SHORT TASK » Your task is to reproduce the material exactly.

Some records
<<<<

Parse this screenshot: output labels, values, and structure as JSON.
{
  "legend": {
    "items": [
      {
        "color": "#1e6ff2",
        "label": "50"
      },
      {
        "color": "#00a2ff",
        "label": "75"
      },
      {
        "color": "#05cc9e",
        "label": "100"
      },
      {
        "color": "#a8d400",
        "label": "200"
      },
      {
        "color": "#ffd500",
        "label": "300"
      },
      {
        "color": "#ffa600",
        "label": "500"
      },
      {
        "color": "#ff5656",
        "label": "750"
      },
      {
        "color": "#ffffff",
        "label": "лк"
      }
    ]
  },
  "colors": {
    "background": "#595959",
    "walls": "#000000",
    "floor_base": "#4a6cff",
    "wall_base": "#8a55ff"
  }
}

>>>>

SOLUTION BELOW »
Parse this screenshot: output labels, values, and structure as JSON.
{
  "legend": {
    "items": [
      {
        "color": "#1e6ff2",
        "label": "50"
      },
      {
        "color": "#00a2ff",
        "label": "75"
      },
      {
        "color": "#05cc9e",
        "label": "100"
      },
      {
        "color": "#a8d400",
        "label": "200"
      },
      {
        "color": "#ffd500",
        "label": "300"
      },
      {
        "color": "#ffa600",
        "label": "500"
      },
      {
        "color": "#ff5656",
        "label": "750"
      },
      {
        "color": "#ffffff",
        "label": "лк"
      }
    ]
  },
  "colors": {
    "background": "#595959",
    "walls": "#000000",
    "floor_base": "#4a6cff",
    "wall_base": "#8a55ff"
  }
}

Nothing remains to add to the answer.